» MATERIAL SUPPLIED:
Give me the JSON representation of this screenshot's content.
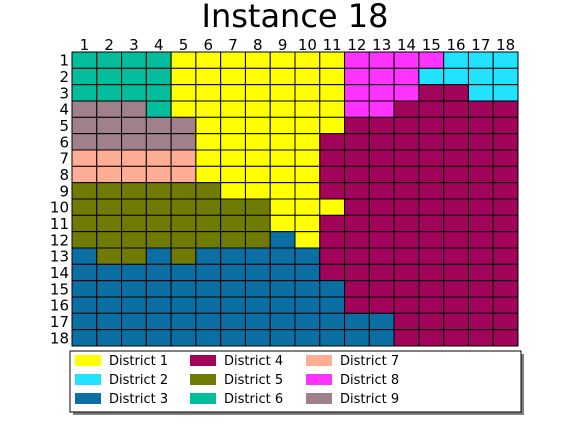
{
  "chart_data": {
    "type": "heatmap",
    "title": "Instance 18",
    "xlabel": "",
    "ylabel": "",
    "x_ticks": [
      "1",
      "2",
      "3",
      "4",
      "5",
      "6",
      "7",
      "8",
      "9",
      "10",
      "11",
      "12",
      "13",
      "14",
      "15",
      "16",
      "17",
      "18"
    ],
    "y_ticks": [
      "1",
      "2",
      "3",
      "4",
      "5",
      "6",
      "7",
      "8",
      "9",
      "10",
      "11",
      "12",
      "13",
      "14",
      "15",
      "16",
      "17",
      "18"
    ],
    "grid": true,
    "legend_placement": "bottom",
    "districts": [
      {
        "id": 1,
        "name": "District 1",
        "color": "#FFFF00"
      },
      {
        "id": 2,
        "name": "District 2",
        "color": "#22E3FF"
      },
      {
        "id": 3,
        "name": "District 3",
        "color": "#0B6FA4"
      },
      {
        "id": 4,
        "name": "District 4",
        "color": "#A1045A"
      },
      {
        "id": 5,
        "name": "District 5",
        "color": "#6F7B05"
      },
      {
        "id": 6,
        "name": "District 6",
        "color": "#03BD9C"
      },
      {
        "id": 7,
        "name": "District 7",
        "color": "#FFAE95"
      },
      {
        "id": 8,
        "name": "District 8",
        "color": "#FF33FF"
      },
      {
        "id": 9,
        "name": "District 9",
        "color": "#A0808A"
      }
    ],
    "grid_values": [
      [
        6,
        6,
        6,
        6,
        1,
        1,
        1,
        1,
        1,
        1,
        1,
        8,
        8,
        8,
        8,
        2,
        2,
        2
      ],
      [
        6,
        6,
        6,
        6,
        1,
        1,
        1,
        1,
        1,
        1,
        1,
        8,
        8,
        8,
        2,
        2,
        2,
        2
      ],
      [
        6,
        6,
        6,
        6,
        1,
        1,
        1,
        1,
        1,
        1,
        1,
        8,
        8,
        8,
        4,
        4,
        2,
        2
      ],
      [
        9,
        9,
        9,
        6,
        1,
        1,
        1,
        1,
        1,
        1,
        1,
        8,
        8,
        4,
        4,
        4,
        4,
        4
      ],
      [
        9,
        9,
        9,
        9,
        9,
        1,
        1,
        1,
        1,
        1,
        1,
        4,
        4,
        4,
        4,
        4,
        4,
        4
      ],
      [
        9,
        9,
        9,
        9,
        9,
        1,
        1,
        1,
        1,
        1,
        4,
        4,
        4,
        4,
        4,
        4,
        4,
        4
      ],
      [
        7,
        7,
        7,
        7,
        7,
        1,
        1,
        1,
        1,
        1,
        4,
        4,
        4,
        4,
        4,
        4,
        4,
        4
      ],
      [
        7,
        7,
        7,
        7,
        7,
        1,
        1,
        1,
        1,
        1,
        4,
        4,
        4,
        4,
        4,
        4,
        4,
        4
      ],
      [
        5,
        5,
        5,
        5,
        5,
        5,
        1,
        1,
        1,
        1,
        4,
        4,
        4,
        4,
        4,
        4,
        4,
        4
      ],
      [
        5,
        5,
        5,
        5,
        5,
        5,
        5,
        5,
        1,
        1,
        1,
        4,
        4,
        4,
        4,
        4,
        4,
        4
      ],
      [
        5,
        5,
        5,
        5,
        5,
        5,
        5,
        5,
        1,
        1,
        4,
        4,
        4,
        4,
        4,
        4,
        4,
        4
      ],
      [
        5,
        5,
        5,
        5,
        5,
        5,
        5,
        5,
        3,
        1,
        4,
        4,
        4,
        4,
        4,
        4,
        4,
        4
      ],
      [
        3,
        5,
        5,
        3,
        5,
        3,
        3,
        3,
        3,
        3,
        4,
        4,
        4,
        4,
        4,
        4,
        4,
        4
      ],
      [
        3,
        3,
        3,
        3,
        3,
        3,
        3,
        3,
        3,
        3,
        4,
        4,
        4,
        4,
        4,
        4,
        4,
        4
      ],
      [
        3,
        3,
        3,
        3,
        3,
        3,
        3,
        3,
        3,
        3,
        3,
        4,
        4,
        4,
        4,
        4,
        4,
        4
      ],
      [
        3,
        3,
        3,
        3,
        3,
        3,
        3,
        3,
        3,
        3,
        3,
        4,
        4,
        4,
        4,
        4,
        4,
        4
      ],
      [
        3,
        3,
        3,
        3,
        3,
        3,
        3,
        3,
        3,
        3,
        3,
        3,
        3,
        4,
        4,
        4,
        4,
        4
      ],
      [
        3,
        3,
        3,
        3,
        3,
        3,
        3,
        3,
        3,
        3,
        3,
        3,
        3,
        4,
        4,
        4,
        4,
        4
      ]
    ]
  }
}
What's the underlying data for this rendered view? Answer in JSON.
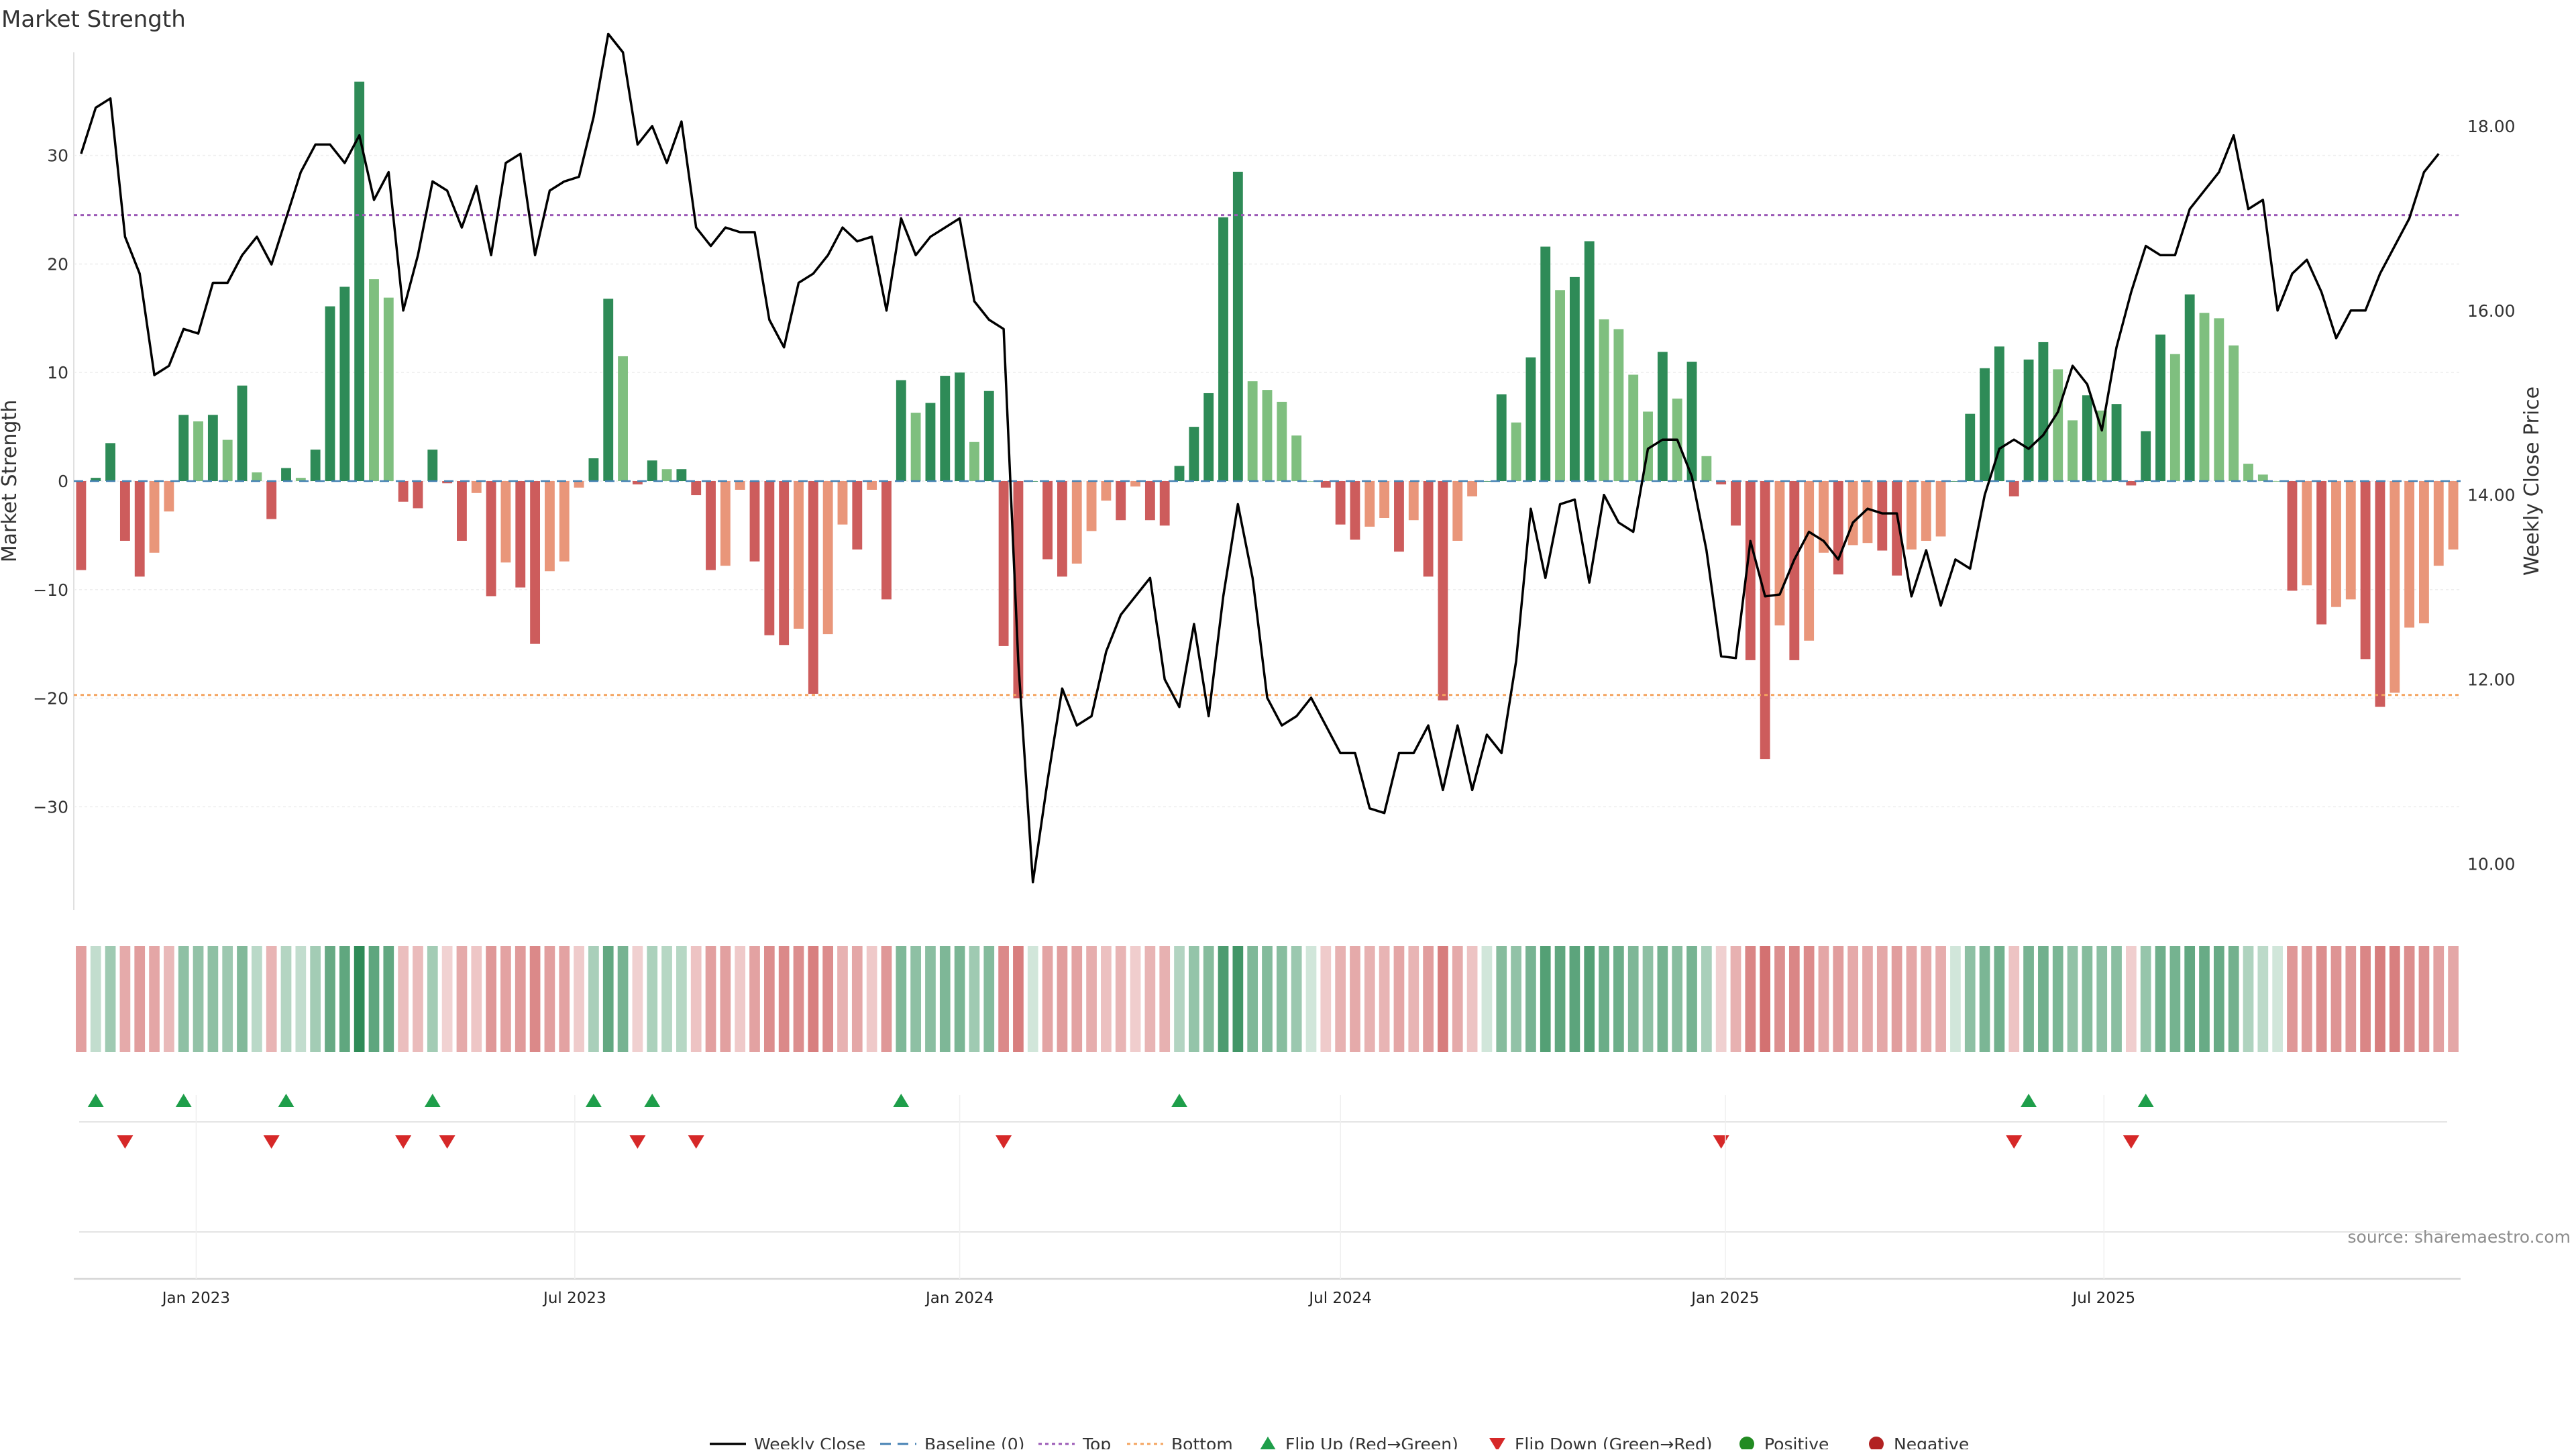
{
  "title": "Market Strength",
  "source_note": "source: sharemaestro.com",
  "colors": {
    "pos_strong": "#2e8b57",
    "pos_light": "#7fbf7f",
    "neg_strong": "#cd5c5c",
    "neg_light": "#e9967a",
    "top_line": "#9b59b6",
    "bottom_line": "#f4a460",
    "baseline": "#4682b4",
    "price_line": "#000000",
    "flip_up": "#1e9e4a",
    "flip_down": "#d62828"
  },
  "chart_data": {
    "type": "bar",
    "title": "Market Strength",
    "ylabel": "Market Strength",
    "y2label": "Weekly Close Price",
    "ylim": [
      -39.5,
      39.5
    ],
    "y2lim": [
      9.5,
      18.8
    ],
    "yticks": [
      "30",
      "20",
      "10",
      "0",
      "−10",
      "−20",
      "−30"
    ],
    "y2ticks": [
      "18.00",
      "16.00",
      "14.00",
      "12.00",
      "10.00"
    ],
    "xticks": [
      "Jan 2023",
      "Jul 2023",
      "Jan 2024",
      "Jul 2024",
      "Jan 2025",
      "Jul 2025"
    ],
    "x_start": "2022-11-07",
    "top_level": 24.5,
    "bottom_level": -19.7,
    "strength": [
      -8.2,
      0.3,
      3.5,
      -5.5,
      -8.8,
      -6.6,
      -2.8,
      6.1,
      5.5,
      6.1,
      3.8,
      8.8,
      0.8,
      -3.5,
      1.2,
      0.3,
      2.9,
      16.1,
      17.9,
      36.8,
      18.6,
      16.9,
      -1.9,
      -2.5,
      2.9,
      -0.2,
      -5.5,
      -1.1,
      -10.6,
      -7.5,
      -9.8,
      -15,
      -8.3,
      -7.4,
      -0.6,
      2.1,
      16.8,
      11.5,
      -0.3,
      1.9,
      1.1,
      1.1,
      -1.3,
      -8.2,
      -7.8,
      -0.8,
      -7.4,
      -14.2,
      -15.1,
      -13.6,
      -19.6,
      -14.1,
      -4,
      -6.3,
      -0.8,
      -10.9,
      9.3,
      6.3,
      7.2,
      9.7,
      10,
      3.6,
      8.3,
      -15.2,
      -20,
      0,
      -7.2,
      -8.8,
      -7.6,
      -4.6,
      -1.8,
      -3.6,
      -0.5,
      -3.6,
      -4.1,
      1.4,
      5,
      8.1,
      24.3,
      28.5,
      9.2,
      8.4,
      7.3,
      4.2,
      0,
      -0.6,
      -4,
      -5.4,
      -4.2,
      -3.4,
      -6.5,
      -3.6,
      -8.8,
      -20.2,
      -5.5,
      -1.4,
      0,
      8,
      5.4,
      11.4,
      21.6,
      17.6,
      18.8,
      22.1,
      14.9,
      14,
      9.8,
      6.4,
      11.9,
      7.6,
      11,
      2.3,
      -0.3,
      -4.1,
      -16.5,
      -25.6,
      -13.3,
      -16.5,
      -14.7,
      -6.6,
      -8.6,
      -5.9,
      -5.7,
      -6.4,
      -8.7,
      -6.3,
      -5.5,
      -5.1,
      0,
      6.2,
      10.4,
      12.4,
      -1.4,
      11.2,
      12.8,
      10.3,
      5.6,
      7.9,
      6.5,
      7.1,
      -0.4,
      4.6,
      13.5,
      11.7,
      17.2,
      15.5,
      15,
      12.5,
      1.6,
      0.6,
      0,
      -10.1,
      -9.6,
      -13.2,
      -11.6,
      -10.9,
      -16.4,
      -20.8,
      -19.5,
      -13.5,
      -13.1,
      -7.8,
      -6.3
    ],
    "price": [
      17.7,
      18.2,
      18.3,
      16.8,
      16.4,
      15.3,
      15.4,
      15.8,
      15.75,
      16.3,
      16.3,
      16.6,
      16.8,
      16.5,
      17,
      17.5,
      17.8,
      17.8,
      17.6,
      17.9,
      17.2,
      17.5,
      16.0,
      16.6,
      17.4,
      17.3,
      16.9,
      17.35,
      16.6,
      17.6,
      17.7,
      16.6,
      17.3,
      17.4,
      17.45,
      18.1,
      19.0,
      18.8,
      17.8,
      18.0,
      17.6,
      18.05,
      16.9,
      16.7,
      16.9,
      16.85,
      16.85,
      15.9,
      15.6,
      16.3,
      16.4,
      16.6,
      16.9,
      16.75,
      16.8,
      16.0,
      17,
      16.6,
      16.8,
      16.9,
      17.0,
      16.1,
      15.9,
      15.8,
      12.2,
      9.8,
      10.9,
      11.9,
      11.5,
      11.6,
      12.3,
      12.7,
      12.9,
      13.1,
      12.0,
      11.7,
      12.6,
      11.6,
      12.9,
      13.9,
      13.1,
      11.8,
      11.5,
      11.6,
      11.8,
      11.5,
      11.2,
      11.2,
      10.6,
      10.55,
      11.2,
      11.2,
      11.5,
      10.8,
      11.5,
      10.8,
      11.4,
      11.2,
      12.2,
      13.85,
      13.1,
      13.9,
      13.95,
      13.05,
      14.0,
      13.7,
      13.6,
      14.5,
      14.6,
      14.6,
      14.2,
      13.4,
      12.25,
      12.23,
      13.5,
      12.9,
      12.92,
      13.3,
      13.6,
      13.5,
      13.3,
      13.7,
      13.85,
      13.8,
      13.8,
      12.9,
      13.4,
      12.8,
      13.3,
      13.2,
      14,
      14.5,
      14.6,
      14.5,
      14.65,
      14.9,
      15.4,
      15.2,
      14.7,
      15.6,
      16.2,
      16.7,
      16.6,
      16.6,
      17.1,
      17.3,
      17.5,
      17.9,
      17.1,
      17.2,
      16.0,
      16.4,
      16.55,
      16.2,
      15.7,
      16.0,
      16.0,
      16.4,
      16.7,
      17.0,
      17.5,
      17.7
    ]
  },
  "legend": [
    {
      "key": "weekly_close",
      "label": "Weekly Close",
      "icon": "solid-line"
    },
    {
      "key": "baseline",
      "label": "Baseline (0)",
      "icon": "dashed-line"
    },
    {
      "key": "top",
      "label": "Top",
      "icon": "dotted-line"
    },
    {
      "key": "bottom",
      "label": "Bottom",
      "icon": "dotted-line"
    },
    {
      "key": "flip_up",
      "label": "Flip Up (Red→Green)",
      "icon": "triangle-up"
    },
    {
      "key": "flip_down",
      "label": "Flip Down (Green→Red)",
      "icon": "triangle-down"
    },
    {
      "key": "positive",
      "label": "Positive",
      "icon": "dot"
    },
    {
      "key": "negative",
      "label": "Negative",
      "icon": "dot"
    }
  ]
}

» EXERCISE REQUIREMENTS: From the records above, pick out and copy each line holding the word "name".

» SOLUTION TO THE PROBLEM:
        "name": "District 1",
        "name": "District 2",
        "name": "District 3",
        "name": "District 4",
        "name": "District 5",
        "name": "District 6",
        "name": "District 7",
        "name": "District 8",
        "name": "District 9",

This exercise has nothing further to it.